**What is asked**.
Go through the lines below and copy each one that holds the string "past".

**Information supplied**.
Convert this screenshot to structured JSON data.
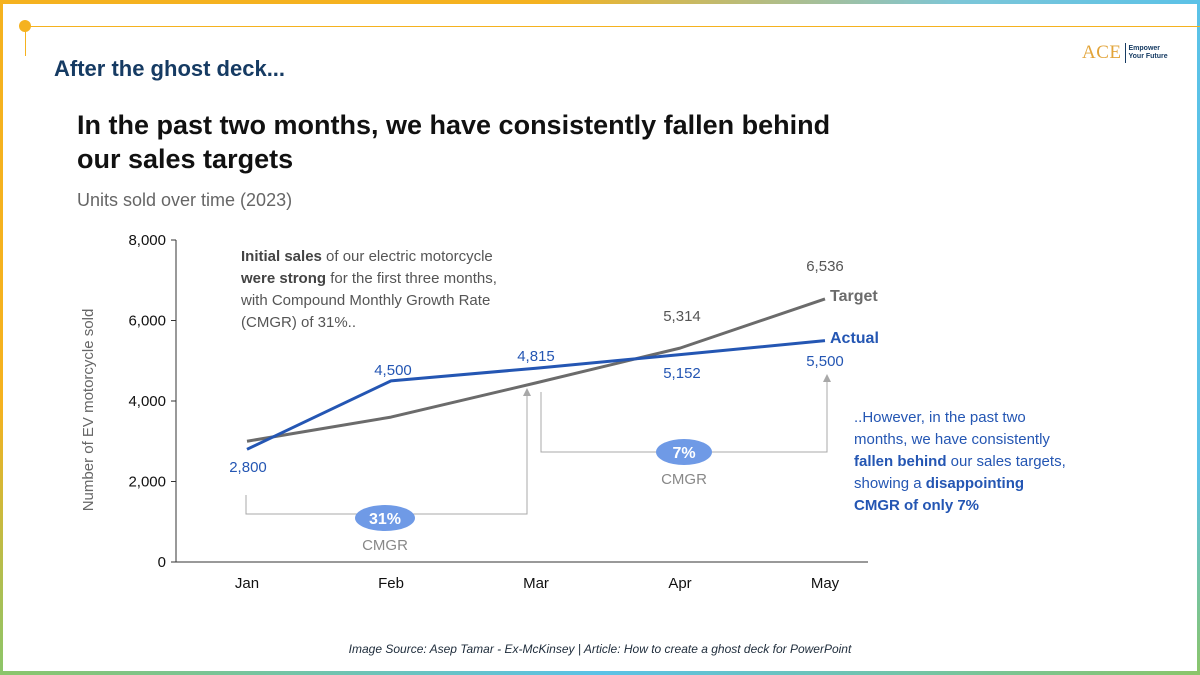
{
  "slide": {
    "heading": "After the ghost deck...",
    "logo_mark": "ACE",
    "logo_tag_line1": "Empower",
    "logo_tag_line2": "Your Future",
    "source": "Image Source: Asep Tamar - Ex-McKinsey  | Article: How to create a ghost deck for PowerPoint"
  },
  "colors": {
    "heading": "#163b63",
    "actual": "#2456b3",
    "target": "#6b6b6b",
    "badge": "#6f9ae6",
    "accent": "#f5b21f"
  },
  "chart_data": {
    "type": "line",
    "title_line1": "In the past two months, we have consistently fallen behind",
    "title_line2": "our sales targets",
    "subtitle": "Units sold over time (2023)",
    "ylabel": "Number of EV motorcycle sold",
    "xlabel": "",
    "ylim": [
      0,
      8000
    ],
    "yticks": [
      0,
      2000,
      4000,
      6000,
      8000
    ],
    "ytick_labels": [
      "0",
      "2,000",
      "4,000",
      "6,000",
      "8,000"
    ],
    "categories": [
      "Jan",
      "Feb",
      "Mar",
      "Apr",
      "May"
    ],
    "series": [
      {
        "name": "Target",
        "values": [
          3000,
          3600,
          4450,
          5314,
          6536
        ],
        "labels": [
          "",
          "",
          "",
          "5,314",
          "6,536"
        ]
      },
      {
        "name": "Actual",
        "values": [
          2800,
          4500,
          4815,
          5152,
          5500
        ],
        "labels": [
          "2,800",
          "4,500",
          "4,815",
          "5,152",
          "5,500"
        ]
      }
    ],
    "annotations": {
      "left_note": [
        [
          {
            "t": "Initial sales",
            "b": true
          },
          {
            "t": " of our electric motorcycle",
            "b": false
          }
        ],
        [
          {
            "t": "were strong",
            "b": true
          },
          {
            "t": " for the first three months,",
            "b": false
          }
        ],
        [
          {
            "t": "with Compound Monthly Growth Rate",
            "b": false
          }
        ],
        [
          {
            "t": "(CMGR) of 31%..",
            "b": false
          }
        ]
      ],
      "right_note": [
        [
          {
            "t": "..However, in the past two",
            "b": false
          }
        ],
        [
          {
            "t": "months, we have consistently",
            "b": false
          }
        ],
        [
          {
            "t": "fallen behind",
            "b": true
          },
          {
            "t": " our sales targets,",
            "b": false
          }
        ],
        [
          {
            "t": "showing a ",
            "b": false
          },
          {
            "t": "disappointing",
            "b": true
          }
        ],
        [
          {
            "t": "CMGR of only 7%",
            "b": true
          }
        ]
      ],
      "cmgr_early": {
        "value": "31%",
        "label": "CMGR"
      },
      "cmgr_late": {
        "value": "7%",
        "label": "CMGR"
      }
    }
  }
}
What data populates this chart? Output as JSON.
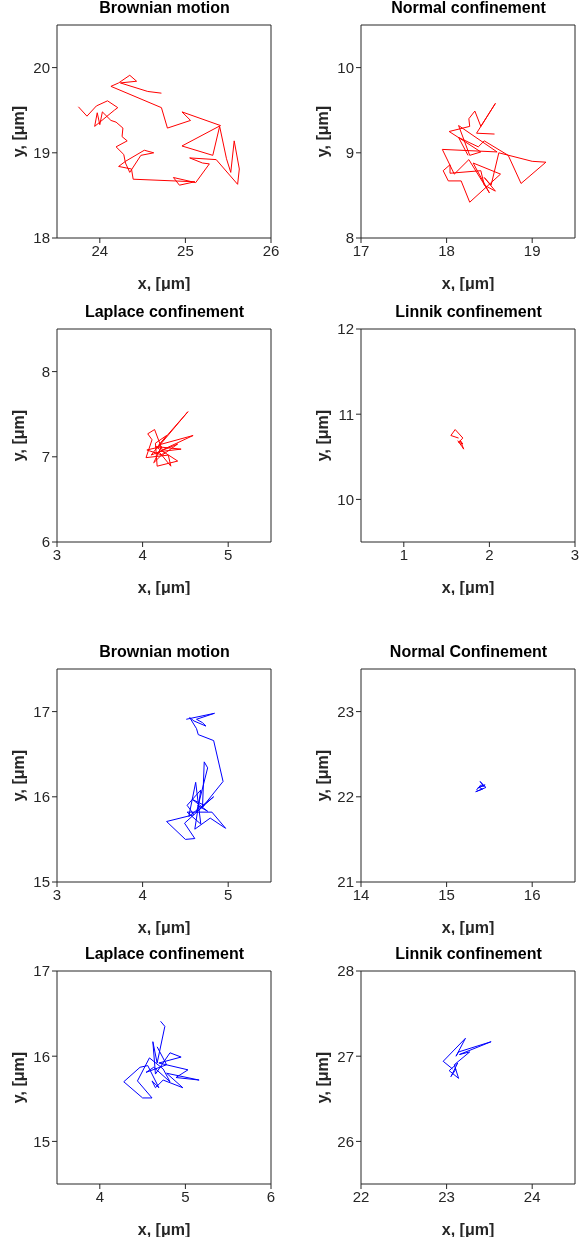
{
  "chart_data": [
    {
      "type": "line",
      "title": "Brownian motion",
      "xlabel": "x, [μm]",
      "ylabel": "y, [μm]",
      "xlim": [
        23.5,
        26
      ],
      "ylim": [
        18,
        20.5
      ],
      "xticks": [
        24,
        25,
        26
      ],
      "yticks": [
        18,
        19,
        20
      ],
      "x": [
        24.72,
        24.56,
        24.24,
        24.43,
        24.35,
        24.22,
        24.13,
        24.72,
        24.79,
        25.06,
        24.96,
        25.41,
        24.96,
        25.32,
        25.4,
        25.48,
        25.53,
        25.57,
        25.63,
        25.61,
        25.36,
        25.05,
        25.2,
        25.28,
        25.12,
        24.86,
        24.93,
        25.11,
        24.39,
        24.37,
        24.22,
        24.3,
        24.52,
        24.63,
        24.48,
        24.35,
        24.3,
        24.28,
        24.19,
        24.32,
        24.26,
        24.27,
        24.19,
        24.13,
        24.03,
        24.0,
        23.97,
        23.94,
        24.17,
        24.21,
        24.09,
        23.96,
        23.85,
        23.75
      ],
      "series": [
        {
          "color": "#ff0000",
          "values": [
            19.7,
            19.72,
            19.82,
            19.84,
            19.91,
            19.82,
            19.78,
            19.53,
            19.29,
            19.38,
            19.48,
            19.32,
            19.08,
            18.97,
            19.31,
            18.93,
            18.77,
            19.14,
            18.81,
            18.63,
            18.92,
            18.94,
            18.88,
            18.87,
            18.65,
            18.71,
            18.62,
            18.66,
            18.69,
            18.81,
            18.84,
            18.9,
            19.03,
            19.0,
            18.97,
            18.77,
            18.88,
            18.98,
            19.07,
            19.14,
            19.19,
            19.29,
            19.36,
            19.38,
            19.48,
            19.33,
            19.47,
            19.31,
            19.5,
            19.53,
            19.61,
            19.55,
            19.43,
            19.54
          ]
        }
      ]
    },
    {
      "type": "line",
      "title": "Normal confinement",
      "xlabel": "x, [μm]",
      "ylabel": "y, [μm]",
      "xlim": [
        17,
        19.5
      ],
      "ylim": [
        8,
        10.5
      ],
      "xticks": [
        17,
        18,
        19
      ],
      "yticks": [
        8,
        9,
        10
      ],
      "x": [
        18.56,
        18.35,
        18.57,
        18.4,
        18.33,
        18.26,
        18.27,
        18.03,
        18.4,
        18.27,
        18.14,
        18.59,
        17.95,
        18.09,
        18.26,
        18.5,
        18.31,
        18.63,
        18.27,
        18.17,
        18.02,
        17.96,
        18.04,
        18.04,
        18.4,
        18.44,
        18.57,
        18.44,
        18.52,
        18.61,
        19.0,
        19.16,
        18.87,
        18.72,
        18.44,
        18.37,
        18.14,
        18.25
      ],
      "series": [
        {
          "color": "#ff0000",
          "values": [
            9.22,
            9.23,
            9.58,
            9.31,
            9.49,
            9.4,
            9.31,
            9.25,
            9.01,
            8.97,
            9.32,
            9.01,
            9.04,
            8.75,
            8.92,
            8.53,
            8.88,
            8.75,
            8.42,
            8.67,
            8.67,
            8.79,
            8.86,
            8.76,
            8.79,
            8.62,
            8.55,
            8.71,
            8.62,
            9.0,
            8.9,
            8.89,
            8.64,
            8.97,
            9.14,
            9.07,
            9.18,
            8.97
          ]
        }
      ]
    },
    {
      "type": "line",
      "title": "Laplace confinement",
      "xlabel": "x, [μm]",
      "ylabel": "y, [μm]",
      "xlim": [
        3,
        5.5
      ],
      "ylim": [
        6,
        8.5
      ],
      "xticks": [
        3,
        4,
        5
      ],
      "yticks": [
        6,
        7,
        8
      ],
      "x": [
        4.17,
        4.53,
        4.19,
        4.59,
        4.23,
        4.14,
        4.06,
        4.11,
        4.04,
        4.3,
        4.33,
        4.19,
        4.45,
        4.15,
        4.41,
        4.17,
        4.15,
        4.28,
        4.1,
        4.41,
        4.23,
        4.05,
        4.22,
        4.13,
        4.25
      ],
      "series": [
        {
          "color": "#ff0000",
          "values": [
            7.1,
            7.53,
            7.14,
            7.25,
            7.08,
            7.32,
            7.27,
            7.2,
            6.99,
            7.02,
            6.89,
            7.06,
            7.09,
            7.12,
            6.95,
            6.89,
            7.16,
            7.25,
            7.02,
            7.15,
            7.02,
            7.08,
            7.12,
            6.93,
            7.05
          ]
        }
      ]
    },
    {
      "type": "line",
      "title": "Linnik confinement",
      "xlabel": "x, [μm]",
      "ylabel": "y, [μm]",
      "xlim": [
        0.5,
        3
      ],
      "ylim": [
        9.5,
        12
      ],
      "xticks": [
        1,
        2,
        3
      ],
      "yticks": [
        10,
        11,
        12
      ],
      "x": [
        1.64,
        1.55,
        1.6,
        1.69,
        1.64,
        1.69,
        1.66,
        1.7,
        1.68,
        1.63
      ],
      "series": [
        {
          "color": "#ff0000",
          "values": [
            10.72,
            10.75,
            10.82,
            10.72,
            10.67,
            10.65,
            10.69,
            10.59,
            10.62,
            10.69
          ]
        }
      ]
    },
    {
      "type": "line",
      "title": "Brownian motion",
      "xlabel": "x, [μm]",
      "ylabel": "y, [μm]",
      "xlim": [
        3,
        5.5
      ],
      "ylim": [
        15,
        17.5
      ],
      "xticks": [
        3,
        4,
        5
      ],
      "yticks": [
        15,
        16,
        17
      ],
      "x": [
        4.51,
        4.84,
        4.63,
        4.7,
        4.74,
        4.6,
        4.55,
        4.63,
        4.65,
        4.83,
        4.94,
        4.7,
        4.72,
        4.76,
        4.63,
        4.83,
        4.54,
        4.62,
        4.68,
        4.52,
        4.81,
        4.97,
        4.79,
        4.61,
        4.68,
        4.52,
        4.6,
        4.28,
        4.5,
        4.61,
        4.49,
        4.72,
        4.58,
        4.76,
        4.64
      ],
      "series": [
        {
          "color": "#0000ff",
          "values": [
            16.91,
            16.98,
            16.91,
            16.87,
            16.83,
            16.89,
            16.93,
            16.8,
            16.73,
            16.66,
            16.18,
            15.88,
            16.41,
            16.34,
            15.82,
            16.0,
            15.77,
            16.17,
            15.68,
            15.82,
            15.82,
            15.63,
            15.75,
            15.62,
            16.08,
            15.9,
            15.79,
            15.71,
            15.5,
            15.51,
            15.69,
            15.9,
            15.97,
            15.83,
            15.9
          ]
        }
      ]
    },
    {
      "type": "line",
      "title": "Normal Confinement",
      "xlabel": "x, [μm]",
      "ylabel": "y, [μm]",
      "xlim": [
        14,
        16.5
      ],
      "ylim": [
        21,
        23.5
      ],
      "xticks": [
        14,
        15,
        16
      ],
      "yticks": [
        21,
        22,
        23
      ],
      "x": [
        15.35,
        15.4,
        15.44,
        15.39,
        15.46,
        15.34,
        15.42,
        15.38,
        15.45,
        15.36
      ],
      "series": [
        {
          "color": "#0000ff",
          "values": [
            22.08,
            22.14,
            22.12,
            22.18,
            22.11,
            22.06,
            22.09,
            22.11,
            22.14,
            22.1
          ]
        }
      ]
    },
    {
      "type": "line",
      "title": "Laplace confinement",
      "xlabel": "x, [μm]",
      "ylabel": "y, [μm]",
      "xlim": [
        3.5,
        6
      ],
      "ylim": [
        14.5,
        17
      ],
      "xticks": [
        4,
        5,
        6
      ],
      "yticks": [
        15,
        16,
        17
      ],
      "x": [
        4.71,
        4.76,
        4.67,
        4.62,
        4.65,
        4.82,
        4.95,
        4.69,
        5.03,
        4.89,
        5.16,
        4.78,
        4.97,
        4.74,
        4.65,
        4.61,
        4.69,
        4.56,
        4.47,
        4.28,
        4.5,
        4.61,
        4.44,
        4.58,
        4.74,
        4.82,
        4.63,
        4.54,
        4.78,
        4.67
      ],
      "series": [
        {
          "color": "#0000ff",
          "values": [
            16.41,
            16.35,
            15.92,
            16.17,
            15.79,
            16.04,
            15.99,
            15.92,
            15.84,
            15.75,
            15.72,
            15.8,
            15.63,
            15.72,
            15.63,
            15.71,
            15.63,
            15.89,
            15.87,
            15.7,
            15.51,
            15.51,
            15.71,
            15.98,
            15.85,
            15.7,
            15.87,
            15.81,
            15.9,
            16.11
          ]
        }
      ]
    },
    {
      "type": "line",
      "title": "Linnik confinement",
      "xlabel": "x, [μm]",
      "ylabel": "y, [μm]",
      "xlim": [
        22,
        24.5
      ],
      "ylim": [
        25.5,
        28
      ],
      "xticks": [
        22,
        23,
        24
      ],
      "yticks": [
        26,
        27,
        28
      ],
      "x": [
        23.07,
        22.96,
        23.22,
        23.11,
        23.14,
        23.52,
        23.15,
        23.27,
        23.09,
        23.14,
        23.03,
        23.13,
        23.05,
        23.11
      ],
      "series": [
        {
          "color": "#0000ff",
          "values": [
            26.85,
            26.94,
            27.21,
            27.0,
            27.05,
            27.17,
            27.02,
            27.05,
            26.9,
            26.74,
            26.83,
            26.92,
            26.76,
            26.85
          ]
        }
      ]
    }
  ]
}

**Solution for this exercise**.
    "title_line1": "In the past two months, we have consistently fallen behind",
            "t": "..However, in the past two",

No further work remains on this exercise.